## Begin

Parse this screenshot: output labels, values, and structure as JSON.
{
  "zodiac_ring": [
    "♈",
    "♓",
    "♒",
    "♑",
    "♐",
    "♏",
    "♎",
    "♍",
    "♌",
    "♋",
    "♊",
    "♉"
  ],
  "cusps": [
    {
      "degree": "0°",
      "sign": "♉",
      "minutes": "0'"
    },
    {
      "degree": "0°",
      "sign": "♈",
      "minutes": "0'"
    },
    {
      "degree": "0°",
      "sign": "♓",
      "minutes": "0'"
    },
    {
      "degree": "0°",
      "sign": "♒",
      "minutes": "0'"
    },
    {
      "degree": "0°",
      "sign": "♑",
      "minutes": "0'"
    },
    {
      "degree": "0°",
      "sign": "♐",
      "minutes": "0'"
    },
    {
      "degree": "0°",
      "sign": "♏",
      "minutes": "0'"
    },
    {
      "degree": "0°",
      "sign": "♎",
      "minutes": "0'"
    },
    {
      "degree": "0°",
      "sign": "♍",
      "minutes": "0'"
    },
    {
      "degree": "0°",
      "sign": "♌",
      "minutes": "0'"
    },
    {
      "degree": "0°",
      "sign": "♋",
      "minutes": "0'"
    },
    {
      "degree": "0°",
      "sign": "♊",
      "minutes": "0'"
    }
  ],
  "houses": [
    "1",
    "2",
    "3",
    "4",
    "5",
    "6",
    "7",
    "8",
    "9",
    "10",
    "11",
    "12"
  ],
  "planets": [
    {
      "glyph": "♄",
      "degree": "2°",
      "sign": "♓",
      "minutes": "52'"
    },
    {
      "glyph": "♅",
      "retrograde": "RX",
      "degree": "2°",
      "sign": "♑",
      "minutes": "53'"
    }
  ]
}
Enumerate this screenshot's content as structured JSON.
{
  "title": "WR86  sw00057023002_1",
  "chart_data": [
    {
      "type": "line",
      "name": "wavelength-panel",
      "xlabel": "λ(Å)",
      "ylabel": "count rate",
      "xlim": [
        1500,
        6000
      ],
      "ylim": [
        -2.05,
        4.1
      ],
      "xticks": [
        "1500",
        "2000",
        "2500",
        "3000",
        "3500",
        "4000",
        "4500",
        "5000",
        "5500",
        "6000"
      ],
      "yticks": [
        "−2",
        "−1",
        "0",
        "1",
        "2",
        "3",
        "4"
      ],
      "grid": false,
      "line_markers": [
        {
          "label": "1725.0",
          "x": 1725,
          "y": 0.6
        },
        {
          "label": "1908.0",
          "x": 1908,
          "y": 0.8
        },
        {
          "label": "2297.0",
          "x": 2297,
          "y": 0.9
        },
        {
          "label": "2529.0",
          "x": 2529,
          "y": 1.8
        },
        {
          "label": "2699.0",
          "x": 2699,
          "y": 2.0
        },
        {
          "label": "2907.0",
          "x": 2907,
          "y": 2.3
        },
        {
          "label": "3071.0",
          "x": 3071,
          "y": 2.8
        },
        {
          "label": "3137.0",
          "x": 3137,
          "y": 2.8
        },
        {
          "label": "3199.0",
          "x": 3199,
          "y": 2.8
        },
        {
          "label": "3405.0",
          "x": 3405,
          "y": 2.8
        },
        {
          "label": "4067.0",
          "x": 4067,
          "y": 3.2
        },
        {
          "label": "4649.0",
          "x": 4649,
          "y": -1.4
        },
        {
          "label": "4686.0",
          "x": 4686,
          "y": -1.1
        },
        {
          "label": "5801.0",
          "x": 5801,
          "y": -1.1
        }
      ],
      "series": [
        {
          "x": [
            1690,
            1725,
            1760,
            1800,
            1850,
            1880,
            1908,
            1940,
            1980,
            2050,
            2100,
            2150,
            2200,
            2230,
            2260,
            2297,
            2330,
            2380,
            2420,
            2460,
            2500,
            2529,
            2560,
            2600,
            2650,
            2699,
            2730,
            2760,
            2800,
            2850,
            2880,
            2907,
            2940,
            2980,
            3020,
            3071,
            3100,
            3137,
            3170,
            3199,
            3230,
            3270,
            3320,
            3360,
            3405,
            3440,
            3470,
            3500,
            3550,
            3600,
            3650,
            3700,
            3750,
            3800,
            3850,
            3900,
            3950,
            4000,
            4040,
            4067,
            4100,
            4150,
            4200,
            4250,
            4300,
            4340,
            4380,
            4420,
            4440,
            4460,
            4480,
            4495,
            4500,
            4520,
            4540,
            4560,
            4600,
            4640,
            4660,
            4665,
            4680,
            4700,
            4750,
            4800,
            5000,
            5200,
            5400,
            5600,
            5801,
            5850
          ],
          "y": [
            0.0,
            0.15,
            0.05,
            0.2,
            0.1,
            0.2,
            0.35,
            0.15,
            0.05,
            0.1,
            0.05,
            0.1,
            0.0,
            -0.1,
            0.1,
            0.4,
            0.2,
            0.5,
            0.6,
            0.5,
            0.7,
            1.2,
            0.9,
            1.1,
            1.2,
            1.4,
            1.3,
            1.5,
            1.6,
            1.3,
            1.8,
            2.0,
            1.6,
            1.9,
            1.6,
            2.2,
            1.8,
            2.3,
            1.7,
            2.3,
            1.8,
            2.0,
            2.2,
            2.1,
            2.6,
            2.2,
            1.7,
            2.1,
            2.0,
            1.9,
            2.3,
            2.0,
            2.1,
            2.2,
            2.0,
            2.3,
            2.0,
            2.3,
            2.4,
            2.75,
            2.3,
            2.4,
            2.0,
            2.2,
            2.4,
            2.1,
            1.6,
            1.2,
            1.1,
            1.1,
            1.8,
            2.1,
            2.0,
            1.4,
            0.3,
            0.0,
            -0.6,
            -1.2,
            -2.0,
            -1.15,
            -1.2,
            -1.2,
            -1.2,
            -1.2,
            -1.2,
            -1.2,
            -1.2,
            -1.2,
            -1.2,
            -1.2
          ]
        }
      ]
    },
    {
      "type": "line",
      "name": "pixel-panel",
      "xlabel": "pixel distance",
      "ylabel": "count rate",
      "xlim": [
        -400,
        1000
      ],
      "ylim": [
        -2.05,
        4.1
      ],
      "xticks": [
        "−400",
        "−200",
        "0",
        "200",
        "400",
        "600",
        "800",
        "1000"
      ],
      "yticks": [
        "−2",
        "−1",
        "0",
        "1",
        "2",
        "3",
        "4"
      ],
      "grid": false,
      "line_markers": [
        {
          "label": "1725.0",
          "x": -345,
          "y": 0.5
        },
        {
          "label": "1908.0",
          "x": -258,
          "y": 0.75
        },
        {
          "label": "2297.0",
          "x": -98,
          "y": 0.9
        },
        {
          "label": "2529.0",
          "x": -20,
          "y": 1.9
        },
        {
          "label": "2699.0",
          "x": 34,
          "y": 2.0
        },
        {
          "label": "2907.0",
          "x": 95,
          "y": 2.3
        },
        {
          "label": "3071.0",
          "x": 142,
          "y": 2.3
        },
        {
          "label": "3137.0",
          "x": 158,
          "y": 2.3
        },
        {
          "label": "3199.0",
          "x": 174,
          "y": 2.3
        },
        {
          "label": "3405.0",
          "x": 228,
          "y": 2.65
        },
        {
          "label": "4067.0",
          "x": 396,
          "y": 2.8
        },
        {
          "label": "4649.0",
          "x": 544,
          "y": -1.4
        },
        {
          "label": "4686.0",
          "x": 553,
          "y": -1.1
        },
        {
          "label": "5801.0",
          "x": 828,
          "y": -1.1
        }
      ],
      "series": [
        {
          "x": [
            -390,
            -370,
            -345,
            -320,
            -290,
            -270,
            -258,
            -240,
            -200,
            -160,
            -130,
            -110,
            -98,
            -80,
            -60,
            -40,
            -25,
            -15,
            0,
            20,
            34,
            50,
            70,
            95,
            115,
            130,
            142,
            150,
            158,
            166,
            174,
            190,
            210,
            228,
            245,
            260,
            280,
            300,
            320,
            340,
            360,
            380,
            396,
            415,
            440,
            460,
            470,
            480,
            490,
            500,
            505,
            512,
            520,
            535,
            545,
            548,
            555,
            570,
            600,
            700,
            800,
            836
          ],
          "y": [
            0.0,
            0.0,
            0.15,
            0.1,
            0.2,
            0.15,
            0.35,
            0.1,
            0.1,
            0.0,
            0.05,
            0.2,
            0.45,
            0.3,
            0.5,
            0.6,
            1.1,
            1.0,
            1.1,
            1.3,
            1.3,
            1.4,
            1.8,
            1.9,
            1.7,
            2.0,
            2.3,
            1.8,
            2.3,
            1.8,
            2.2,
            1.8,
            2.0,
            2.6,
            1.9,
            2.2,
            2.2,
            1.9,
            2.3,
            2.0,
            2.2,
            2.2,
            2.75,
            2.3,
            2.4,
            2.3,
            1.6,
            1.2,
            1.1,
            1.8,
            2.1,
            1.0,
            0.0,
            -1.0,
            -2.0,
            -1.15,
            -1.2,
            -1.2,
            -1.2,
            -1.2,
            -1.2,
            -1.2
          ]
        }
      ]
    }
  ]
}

## End

• [TASK STATEMENT]: Give solely the number of lines in the data that contain the string "pixel".

• [EXERCISE SOLUTION]: 2